*Given request*: Figure out how many lines of the material below contain the word "Scaled". Answer with the number only.

*Source material*:
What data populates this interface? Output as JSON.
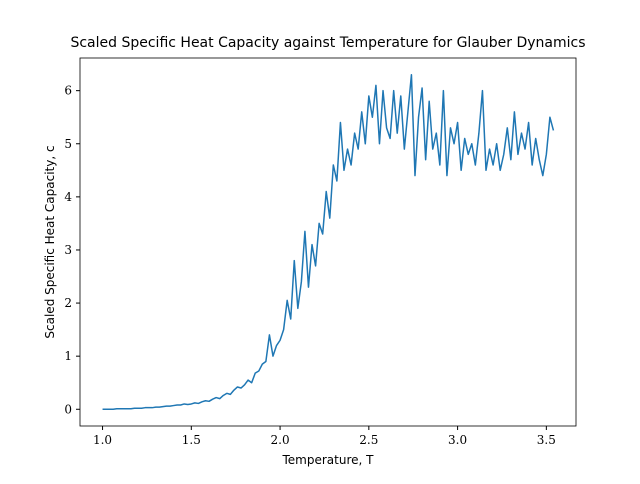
{
  "chart_data": {
    "type": "line",
    "title": "Scaled Specific Heat Capacity against Temperature for Glauber Dynamics",
    "x_label": "Temperature, T",
    "y_label": "Scaled Specific Heat Capacity, c",
    "x": [
      1.0,
      1.02,
      1.04,
      1.06,
      1.08,
      1.1,
      1.12,
      1.14,
      1.16,
      1.18,
      1.2,
      1.22,
      1.24,
      1.26,
      1.28,
      1.3,
      1.32,
      1.34,
      1.36,
      1.38,
      1.4,
      1.42,
      1.44,
      1.46,
      1.48,
      1.5,
      1.52,
      1.54,
      1.56,
      1.58,
      1.6,
      1.62,
      1.64,
      1.66,
      1.68,
      1.7,
      1.72,
      1.74,
      1.76,
      1.78,
      1.8,
      1.82,
      1.84,
      1.86,
      1.88,
      1.9,
      1.92,
      1.94,
      1.96,
      1.98,
      2.0,
      2.02,
      2.04,
      2.06,
      2.08,
      2.1,
      2.12,
      2.14,
      2.16,
      2.18,
      2.2,
      2.22,
      2.24,
      2.26,
      2.28,
      2.3,
      2.32,
      2.34,
      2.36,
      2.38,
      2.4,
      2.42,
      2.44,
      2.46,
      2.48,
      2.5,
      2.52,
      2.54,
      2.56,
      2.58,
      2.6,
      2.62,
      2.64,
      2.66,
      2.68,
      2.7,
      2.72,
      2.74,
      2.76,
      2.78,
      2.8,
      2.82,
      2.84,
      2.86,
      2.88,
      2.9,
      2.92,
      2.94,
      2.96,
      2.98,
      3.0,
      3.02,
      3.04,
      3.06,
      3.08,
      3.1,
      3.12,
      3.14,
      3.16,
      3.18,
      3.2,
      3.22,
      3.24,
      3.26,
      3.28,
      3.3,
      3.32,
      3.34,
      3.36,
      3.38,
      3.4,
      3.42,
      3.44,
      3.46,
      3.48,
      3.5,
      3.52,
      3.54
    ],
    "series": [
      {
        "color": "#1f77b4",
        "values": [
          0,
          0,
          0,
          0,
          0.01,
          0.01,
          0.01,
          0.01,
          0.01,
          0.02,
          0.02,
          0.02,
          0.03,
          0.03,
          0.03,
          0.04,
          0.04,
          0.05,
          0.06,
          0.06,
          0.07,
          0.08,
          0.08,
          0.1,
          0.09,
          0.1,
          0.12,
          0.11,
          0.14,
          0.16,
          0.15,
          0.19,
          0.22,
          0.2,
          0.26,
          0.3,
          0.28,
          0.36,
          0.42,
          0.4,
          0.46,
          0.55,
          0.5,
          0.68,
          0.72,
          0.85,
          0.9,
          1.4,
          1.0,
          1.2,
          1.3,
          1.5,
          2.05,
          1.7,
          2.8,
          1.9,
          2.4,
          3.35,
          2.3,
          3.1,
          2.7,
          3.5,
          3.3,
          4.1,
          3.6,
          4.6,
          4.3,
          5.4,
          4.5,
          4.9,
          4.6,
          5.2,
          4.9,
          5.6,
          5.0,
          5.9,
          5.5,
          6.1,
          5.0,
          6.0,
          5.3,
          5.1,
          6.0,
          5.2,
          5.9,
          4.9,
          5.6,
          6.3,
          4.4,
          5.5,
          6.05,
          4.7,
          5.8,
          4.9,
          5.2,
          4.6,
          6.0,
          4.4,
          5.3,
          5.0,
          5.4,
          4.5,
          5.1,
          4.8,
          5.0,
          4.6,
          5.2,
          6.0,
          4.5,
          4.9,
          4.6,
          5.0,
          4.5,
          4.8,
          5.3,
          4.7,
          5.6,
          4.8,
          5.2,
          4.9,
          5.4,
          4.6,
          5.1,
          4.7,
          4.4,
          4.8,
          5.5,
          5.25
        ]
      }
    ],
    "xlim": [
      0.873,
      3.667
    ],
    "ylim": [
      -0.315,
      6.615
    ],
    "xticks": [
      {
        "value": 1,
        "label": "1.0"
      },
      {
        "value": 1.5,
        "label": "1.5"
      },
      {
        "value": 2,
        "label": "2.0"
      },
      {
        "value": 2.5,
        "label": "2.5"
      },
      {
        "value": 3,
        "label": "3.0"
      },
      {
        "value": 3.5,
        "label": "3.5"
      }
    ],
    "yticks": [
      0,
      1,
      2,
      3,
      4,
      5,
      6
    ]
  }
}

*Exercise answer*: 2